▶ **What to produce**: Word for word, transcribe the lines below and drop the pictures.

▶ **Data records**:
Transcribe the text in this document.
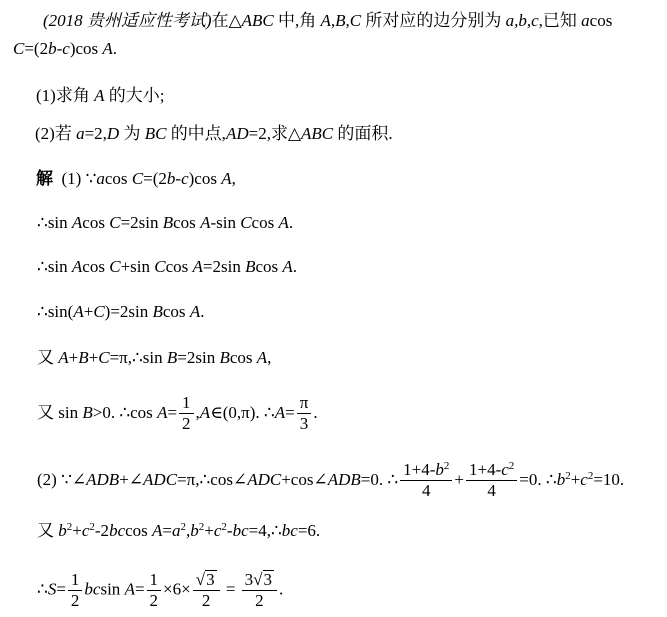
(2018 贵州适应性考试)在△ABC 中,角 A,B,C 所对应的边分别为 a,b,c,已知 acos
C=(2b-c)cos A.
(1)求角 A 的大小;
(2)若 a=2,D 为 BC 的中点,AD=2,求△ABC 的面积.
解  (1) ∵acos C=(2b-c)cos A,
∴sin Acos C=2sin Bcos A-sin Ccos A.
∴sin Acos C+sin Ccos A=2sin Bcos A.
∴sin(A+C)=2sin Bcos A.
又 A+B+C=π,∴sin B=2sin Bcos A,
又 sin B>0. ∴cos $A= \frac{1}{2}$ ,A∈(0,π). ∴A= $\frac{\pi}{3}$ .
(2) ∵∠ADB+∠ADC=π,∴cos∠ADC+cos∠ADB=0. ∴ $\frac{1+4-b^2}{4} + \frac{1+4-c^2}{4} =0$. $\therefore b^2+c^2=10$.
又 $b^2+c^2-2bccos$ $A=a^2,b^2+c^2-bc=4,\therefore bc=6$.
∴S= $\frac{1}{2}$ bcsin $A= \frac{1}{2} \times 6\times \frac{√3}{2} = \frac{3√3}{2}$ .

▶ **Task solution**:
Transcribe the text in this document.
(2018 贵州适应性考试)在△ABC 中,角 A,B,C 所对应的边分别为 a,b,c,已知 acos
C=(2b-c)cos A.
(1)求角 A 的大小;
(2)若 a=2,D 为 BC 的中点,AD=2,求△ABC 的面积.
解  (1) ∵acos C=(2b-c)cos A,
∴sin Acos C=2sin Bcos A-sin Ccos A.
∴sin Acos C+sin Ccos A=2sin Bcos A.
∴sin(A+C)=2sin Bcos A.
又 A+B+C=π,∴sin B=2sin Bcos A,
又 sin B>0. ∴cos $A= \frac{1}{2}$ ,A∈(0,π). ∴A= $\frac{\pi}{3}$ .
(2) ∵∠ADB+∠ADC=π,∴cos∠ADC+cos∠ADB=0. ∴ $\frac{1+4-b^2}{4} + \frac{1+4-c^2}{4} =0$. $\therefore b^2+c^2=10$.
又 $b^2+c^2-2bccos$ $A=a^2,b^2+c^2-bc=4,\therefore bc=6$.
∴S= $\frac{1}{2}$ bcsin $A= \frac{1}{2} \times 6\times \frac{√3}{2} = \frac{3√3}{2}$ .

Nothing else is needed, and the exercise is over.